[Stored records]
------------------------------------------------------------------------
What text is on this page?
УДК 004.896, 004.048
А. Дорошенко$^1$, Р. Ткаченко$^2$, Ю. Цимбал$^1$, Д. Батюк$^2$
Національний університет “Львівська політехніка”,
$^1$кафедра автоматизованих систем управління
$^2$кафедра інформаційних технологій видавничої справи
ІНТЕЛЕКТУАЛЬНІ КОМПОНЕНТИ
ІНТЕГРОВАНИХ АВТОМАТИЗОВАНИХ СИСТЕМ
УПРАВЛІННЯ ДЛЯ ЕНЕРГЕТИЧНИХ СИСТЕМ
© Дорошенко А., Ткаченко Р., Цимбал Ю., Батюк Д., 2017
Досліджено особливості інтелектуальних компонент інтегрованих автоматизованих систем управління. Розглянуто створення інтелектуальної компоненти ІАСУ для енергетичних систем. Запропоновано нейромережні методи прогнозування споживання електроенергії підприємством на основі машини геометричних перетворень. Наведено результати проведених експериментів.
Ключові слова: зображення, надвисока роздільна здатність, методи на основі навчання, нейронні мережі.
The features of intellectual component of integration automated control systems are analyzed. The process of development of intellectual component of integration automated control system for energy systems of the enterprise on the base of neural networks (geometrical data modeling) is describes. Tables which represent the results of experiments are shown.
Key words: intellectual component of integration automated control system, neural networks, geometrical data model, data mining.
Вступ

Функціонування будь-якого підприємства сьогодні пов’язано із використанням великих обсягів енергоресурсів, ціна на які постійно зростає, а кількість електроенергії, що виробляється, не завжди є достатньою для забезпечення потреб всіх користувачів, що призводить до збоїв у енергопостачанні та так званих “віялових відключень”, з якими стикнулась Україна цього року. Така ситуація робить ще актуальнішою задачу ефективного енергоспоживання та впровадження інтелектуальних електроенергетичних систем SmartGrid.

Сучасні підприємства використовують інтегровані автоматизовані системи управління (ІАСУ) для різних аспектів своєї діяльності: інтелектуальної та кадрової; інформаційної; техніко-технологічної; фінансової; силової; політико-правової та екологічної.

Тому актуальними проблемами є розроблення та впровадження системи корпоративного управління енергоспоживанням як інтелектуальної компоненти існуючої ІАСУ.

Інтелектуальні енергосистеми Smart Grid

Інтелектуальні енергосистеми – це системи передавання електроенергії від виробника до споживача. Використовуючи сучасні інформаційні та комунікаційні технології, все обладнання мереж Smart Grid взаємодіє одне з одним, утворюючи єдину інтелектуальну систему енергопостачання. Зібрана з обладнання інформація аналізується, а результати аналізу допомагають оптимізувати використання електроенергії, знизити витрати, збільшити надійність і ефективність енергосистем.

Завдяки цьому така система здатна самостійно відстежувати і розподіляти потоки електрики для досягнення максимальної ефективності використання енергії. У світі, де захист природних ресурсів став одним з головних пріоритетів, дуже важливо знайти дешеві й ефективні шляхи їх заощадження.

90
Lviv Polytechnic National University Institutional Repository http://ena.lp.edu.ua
------------------------------------------------------------------------
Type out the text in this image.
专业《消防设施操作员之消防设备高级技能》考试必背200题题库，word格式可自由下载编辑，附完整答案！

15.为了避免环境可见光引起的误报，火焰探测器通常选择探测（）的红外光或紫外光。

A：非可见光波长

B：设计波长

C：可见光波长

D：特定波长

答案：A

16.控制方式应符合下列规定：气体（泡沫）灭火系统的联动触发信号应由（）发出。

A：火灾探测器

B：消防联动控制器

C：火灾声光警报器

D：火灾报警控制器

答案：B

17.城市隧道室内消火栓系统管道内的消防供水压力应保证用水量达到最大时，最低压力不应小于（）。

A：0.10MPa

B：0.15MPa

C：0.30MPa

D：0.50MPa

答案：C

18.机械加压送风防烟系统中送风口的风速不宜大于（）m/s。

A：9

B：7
------------------------------------------------------------------------
**Task goal**
Every line of the records that includes the word "this" should be gathered.

**The completed task**
What text is on this page?
Type out the text in this image.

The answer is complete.